GIVEN PROBLEM:
Search the material for "this" and show all lines that contain it.

[Records excerpted from a collection]

══════

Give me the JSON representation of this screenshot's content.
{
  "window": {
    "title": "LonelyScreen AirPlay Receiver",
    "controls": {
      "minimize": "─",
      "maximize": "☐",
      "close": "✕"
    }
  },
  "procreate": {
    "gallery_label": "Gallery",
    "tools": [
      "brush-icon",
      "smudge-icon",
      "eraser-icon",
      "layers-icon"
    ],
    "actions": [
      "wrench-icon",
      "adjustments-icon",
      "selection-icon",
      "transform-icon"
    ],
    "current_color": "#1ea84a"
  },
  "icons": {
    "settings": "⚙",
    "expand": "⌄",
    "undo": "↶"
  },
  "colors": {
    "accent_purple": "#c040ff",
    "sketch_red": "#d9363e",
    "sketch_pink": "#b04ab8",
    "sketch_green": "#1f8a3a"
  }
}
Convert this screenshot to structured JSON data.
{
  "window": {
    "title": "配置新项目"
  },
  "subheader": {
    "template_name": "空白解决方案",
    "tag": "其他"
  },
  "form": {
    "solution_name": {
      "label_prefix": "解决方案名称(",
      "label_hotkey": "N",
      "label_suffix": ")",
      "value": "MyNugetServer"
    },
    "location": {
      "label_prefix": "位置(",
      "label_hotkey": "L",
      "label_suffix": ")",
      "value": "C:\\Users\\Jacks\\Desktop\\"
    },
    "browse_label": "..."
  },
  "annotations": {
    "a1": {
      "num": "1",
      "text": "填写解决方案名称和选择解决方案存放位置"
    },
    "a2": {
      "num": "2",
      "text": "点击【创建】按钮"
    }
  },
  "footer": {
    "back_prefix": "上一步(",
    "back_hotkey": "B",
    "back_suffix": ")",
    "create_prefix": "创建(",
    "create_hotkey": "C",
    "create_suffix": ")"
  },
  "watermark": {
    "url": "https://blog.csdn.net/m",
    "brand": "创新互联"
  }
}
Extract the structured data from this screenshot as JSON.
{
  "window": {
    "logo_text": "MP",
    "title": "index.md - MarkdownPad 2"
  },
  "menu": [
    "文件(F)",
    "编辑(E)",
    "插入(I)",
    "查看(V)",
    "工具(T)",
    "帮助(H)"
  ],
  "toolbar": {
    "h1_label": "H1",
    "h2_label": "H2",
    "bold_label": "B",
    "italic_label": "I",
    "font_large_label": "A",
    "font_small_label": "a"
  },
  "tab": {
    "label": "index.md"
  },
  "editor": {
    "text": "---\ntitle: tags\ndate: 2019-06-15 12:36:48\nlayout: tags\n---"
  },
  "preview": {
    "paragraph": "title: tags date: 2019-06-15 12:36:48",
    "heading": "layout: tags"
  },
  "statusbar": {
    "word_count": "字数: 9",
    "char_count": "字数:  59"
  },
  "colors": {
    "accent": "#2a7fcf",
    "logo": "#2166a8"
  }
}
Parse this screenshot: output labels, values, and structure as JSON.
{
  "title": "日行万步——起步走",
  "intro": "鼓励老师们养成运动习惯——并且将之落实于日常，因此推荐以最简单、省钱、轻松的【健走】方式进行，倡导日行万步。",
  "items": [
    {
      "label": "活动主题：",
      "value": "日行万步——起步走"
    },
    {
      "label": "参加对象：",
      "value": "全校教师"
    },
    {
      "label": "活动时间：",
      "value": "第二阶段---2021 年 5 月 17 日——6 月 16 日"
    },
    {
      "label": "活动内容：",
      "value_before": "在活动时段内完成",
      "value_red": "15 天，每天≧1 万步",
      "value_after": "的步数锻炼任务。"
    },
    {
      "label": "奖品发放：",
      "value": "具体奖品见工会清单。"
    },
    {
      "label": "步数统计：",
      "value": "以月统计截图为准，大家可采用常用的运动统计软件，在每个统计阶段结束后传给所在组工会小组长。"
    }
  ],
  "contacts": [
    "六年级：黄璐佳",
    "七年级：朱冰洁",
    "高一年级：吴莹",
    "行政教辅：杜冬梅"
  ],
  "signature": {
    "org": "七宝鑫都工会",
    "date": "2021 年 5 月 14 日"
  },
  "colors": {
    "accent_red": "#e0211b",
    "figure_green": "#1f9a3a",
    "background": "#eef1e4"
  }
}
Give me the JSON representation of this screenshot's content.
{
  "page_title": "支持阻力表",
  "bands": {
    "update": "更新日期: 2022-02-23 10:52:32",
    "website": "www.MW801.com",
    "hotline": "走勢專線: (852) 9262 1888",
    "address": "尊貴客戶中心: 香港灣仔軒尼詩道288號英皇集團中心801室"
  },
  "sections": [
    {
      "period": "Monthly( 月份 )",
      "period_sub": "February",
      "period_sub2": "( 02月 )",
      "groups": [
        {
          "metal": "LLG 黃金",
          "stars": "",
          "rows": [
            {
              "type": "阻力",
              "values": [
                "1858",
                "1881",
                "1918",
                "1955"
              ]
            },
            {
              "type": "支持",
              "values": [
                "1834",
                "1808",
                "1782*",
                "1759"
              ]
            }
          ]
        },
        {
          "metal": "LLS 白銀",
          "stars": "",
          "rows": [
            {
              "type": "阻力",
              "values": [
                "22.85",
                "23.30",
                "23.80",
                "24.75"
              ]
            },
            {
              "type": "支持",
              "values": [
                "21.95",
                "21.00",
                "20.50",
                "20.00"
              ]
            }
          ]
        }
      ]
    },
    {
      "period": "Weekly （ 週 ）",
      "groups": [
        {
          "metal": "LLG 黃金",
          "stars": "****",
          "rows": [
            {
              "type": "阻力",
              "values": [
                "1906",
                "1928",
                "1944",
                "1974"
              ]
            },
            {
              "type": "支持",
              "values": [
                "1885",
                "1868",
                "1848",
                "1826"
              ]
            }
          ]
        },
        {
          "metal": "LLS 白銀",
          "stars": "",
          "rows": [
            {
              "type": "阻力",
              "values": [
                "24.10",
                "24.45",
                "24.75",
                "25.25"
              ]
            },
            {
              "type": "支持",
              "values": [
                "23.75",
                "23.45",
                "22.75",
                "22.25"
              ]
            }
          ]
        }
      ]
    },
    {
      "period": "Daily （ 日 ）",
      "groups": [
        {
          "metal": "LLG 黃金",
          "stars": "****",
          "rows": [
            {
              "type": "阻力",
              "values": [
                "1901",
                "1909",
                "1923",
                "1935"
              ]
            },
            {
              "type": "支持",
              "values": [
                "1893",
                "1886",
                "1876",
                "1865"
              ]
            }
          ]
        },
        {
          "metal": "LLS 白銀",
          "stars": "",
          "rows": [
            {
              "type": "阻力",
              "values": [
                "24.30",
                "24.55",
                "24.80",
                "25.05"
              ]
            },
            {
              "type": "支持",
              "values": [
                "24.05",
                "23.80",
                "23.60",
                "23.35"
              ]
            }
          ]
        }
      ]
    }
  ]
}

══════

FINAL RESULT:
Give me the JSON representation of this screenshot's content.
Convert this screenshot to structured JSON data.
Extract the structured data from this screenshot as JSON.
Parse this screenshot: output labels, values, and structure as JSON.
Give me the JSON representation of this screenshot's content.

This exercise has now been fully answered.